EXTRACTED ENTRIES
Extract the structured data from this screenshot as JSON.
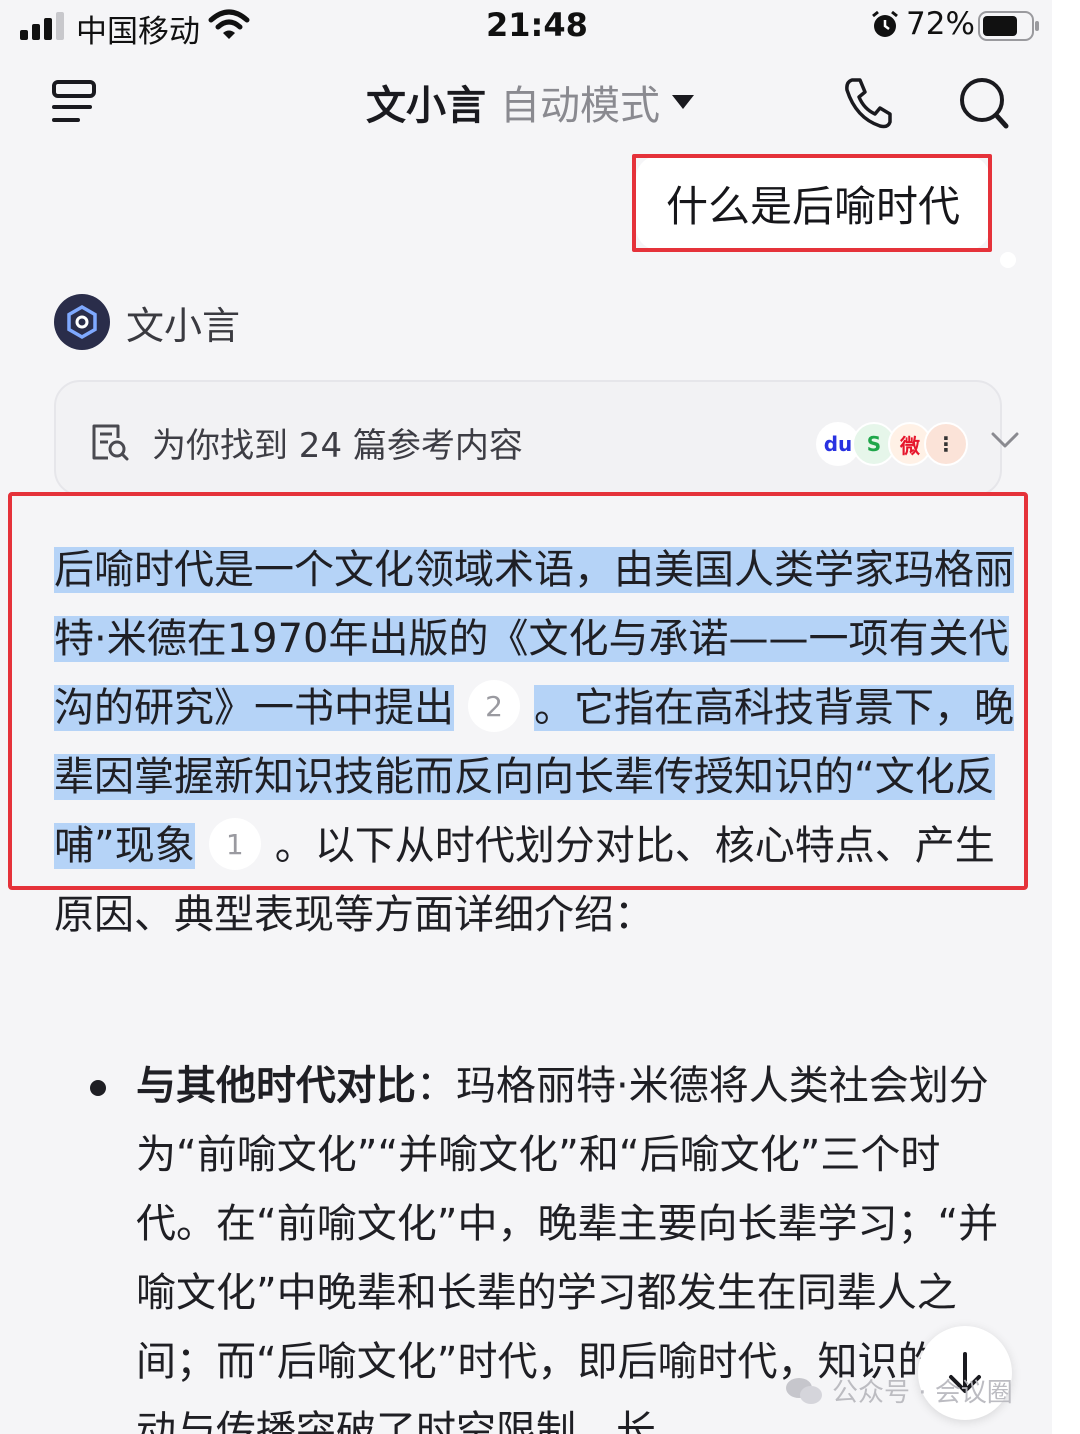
{
  "status_bar": {
    "carrier": "中国移动",
    "time": "21:48",
    "battery": "72%"
  },
  "nav": {
    "app_name": "文小言",
    "mode": "自动模式"
  },
  "user_message": "什么是后喻时代",
  "assistant": {
    "name": "文小言"
  },
  "references": {
    "label": "为你找到 24 篇参考内容",
    "sources": [
      "baidu-icon",
      "green-source-icon",
      "weibo-icon",
      "more-icon"
    ]
  },
  "answer": {
    "hl_1": "后喻时代是一个文化领域术语，由美国人类学家玛格丽特·米德在1970年出版的《文化与承诺——一项有关代沟的研究》一书中提出",
    "cite_1": "2",
    "hl_2a": "。它指在高科技背景下，晚辈因掌握新知识技能而反向向长辈传授知识的“文化反哺”现",
    "hl_2b": "象",
    "cite_2": "1",
    "rest": "。以下从时代划分对比、核心特点、产生原因、典型表现等方面详细介绍："
  },
  "bullet": {
    "label": "与其他时代对比",
    "text": "：玛格丽特·米德将人类社会划分为“前喻文化”“并喻文化”和“后喻文化”三个时代。在“前喻文化”中，晚辈主要向长辈学习；“并喻文化”中晚辈和长辈的学习都发生在同辈人之间；而“后喻文化”时代，即后喻时代，知识的流动与传播突破了时空限制，长"
  },
  "watermark": "公众号 · 会议圈",
  "colors": {
    "highlight": "#b5d3f7",
    "annotation_red": "#e5323a",
    "background": "#f5f5f7"
  }
}
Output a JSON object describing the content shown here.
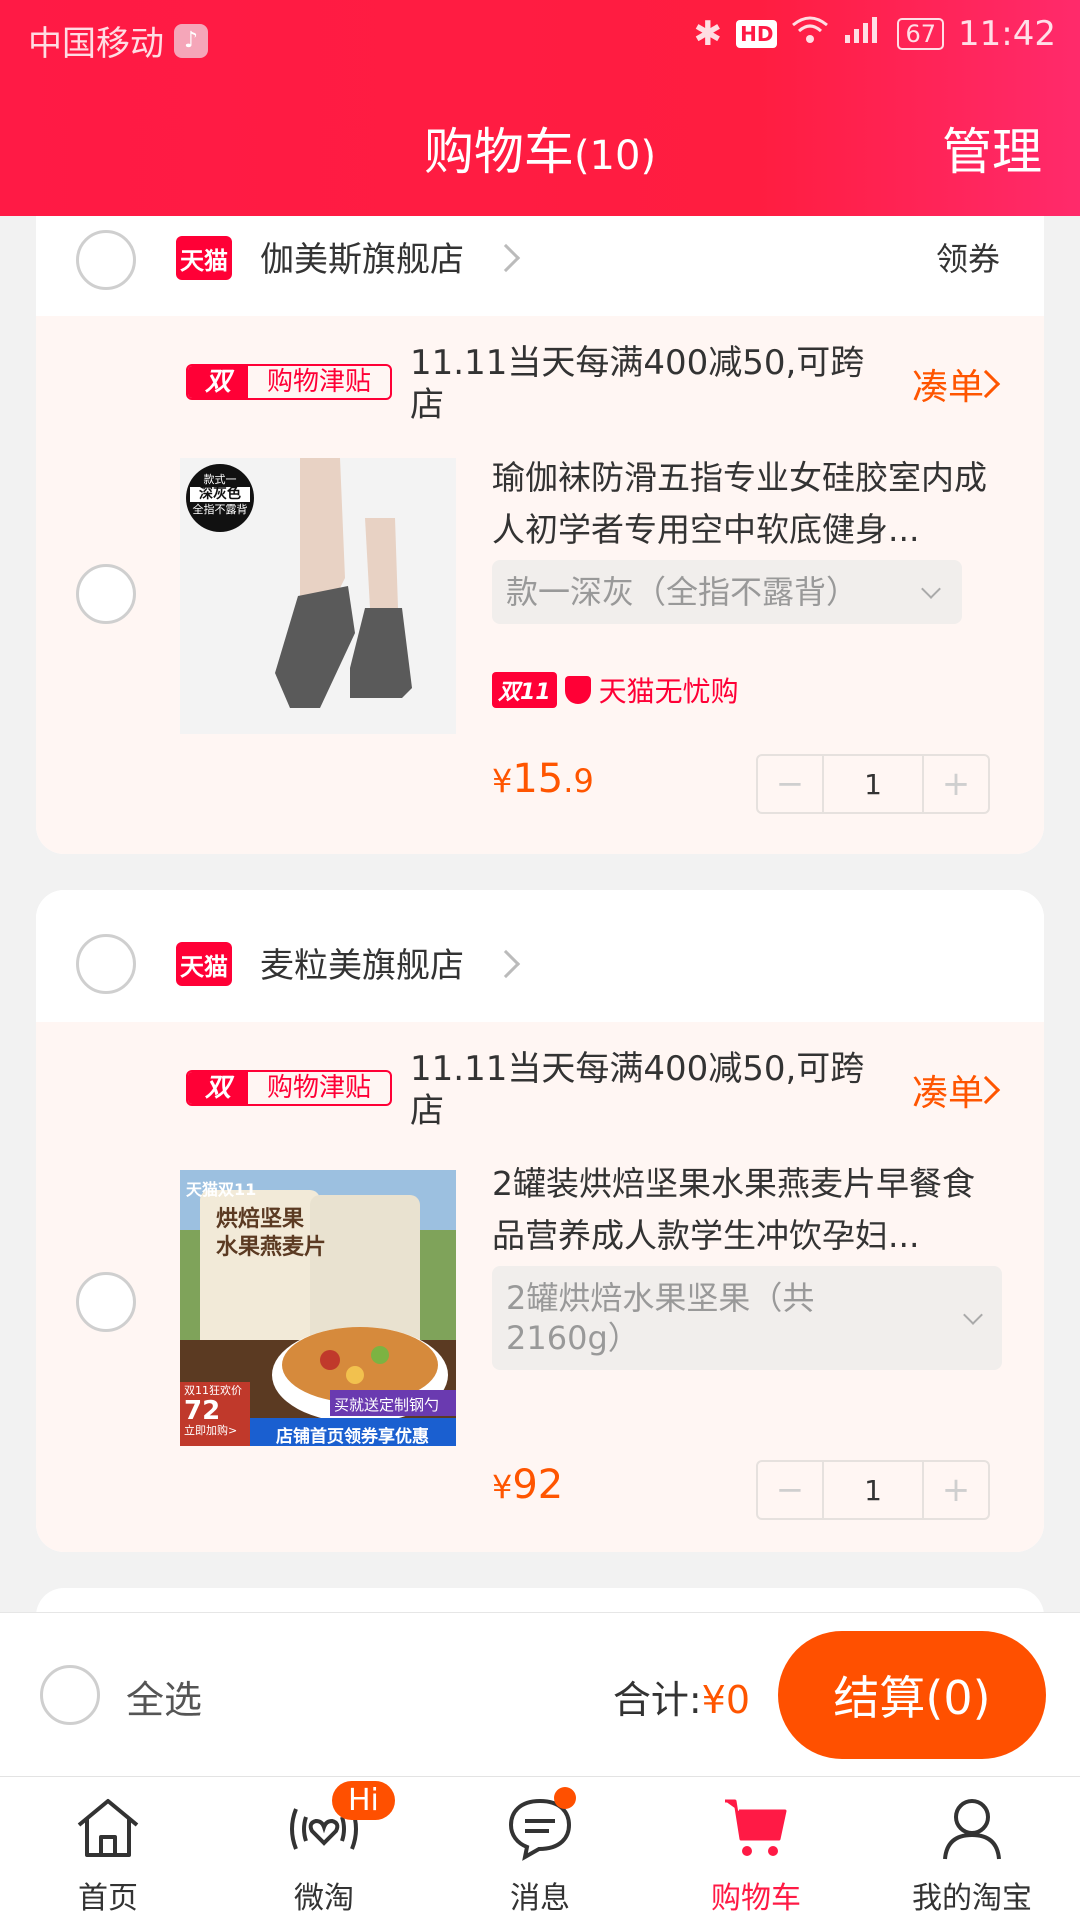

AIM
Omit the images and transcribe all of the records above word for word.

REPLY
Extract the structured data from this screenshot as JSON.
{
  "status_bar": {
    "carrier": "中国移动",
    "time": "21:48",
    "battery": "72%"
  },
  "nav": {
    "app_name": "文小言",
    "mode": "自动模式"
  },
  "user_message": "什么是后喻时代",
  "assistant": {
    "name": "文小言"
  },
  "references": {
    "label": "为你找到 24 篇参考内容",
    "sources": [
      "baidu-icon",
      "green-source-icon",
      "weibo-icon",
      "more-icon"
    ]
  },
  "answer": {
    "hl_1": "后喻时代是一个文化领域术语，由美国人类学家玛格丽特·米德在1970年出版的《文化与承诺——一项有关代沟的研究》一书中提出",
    "cite_1": "2",
    "hl_2a": "。它指在高科技背景下，晚辈因掌握新知识技能而反向向长辈传授知识的“文化反哺”现",
    "hl_2b": "象",
    "cite_2": "1",
    "rest": "。以下从时代划分对比、核心特点、产生原因、典型表现等方面详细介绍："
  },
  "bullet": {
    "label": "与其他时代对比",
    "text": "：玛格丽特·米德将人类社会划分为“前喻文化”“并喻文化”和“后喻文化”三个时代。在“前喻文化”中，晚辈主要向长辈学习；“并喻文化”中晚辈和长辈的学习都发生在同辈人之间；而“后喻文化”时代，即后喻时代，知识的流动与传播突破了时空限制，长"
  },
  "watermark": "公众号 · 会议圈",
  "colors": {
    "highlight": "#b5d3f7",
    "annotation_red": "#e5323a",
    "background": "#f5f5f7"
  }
}
Output a JSON object describing the content shown here.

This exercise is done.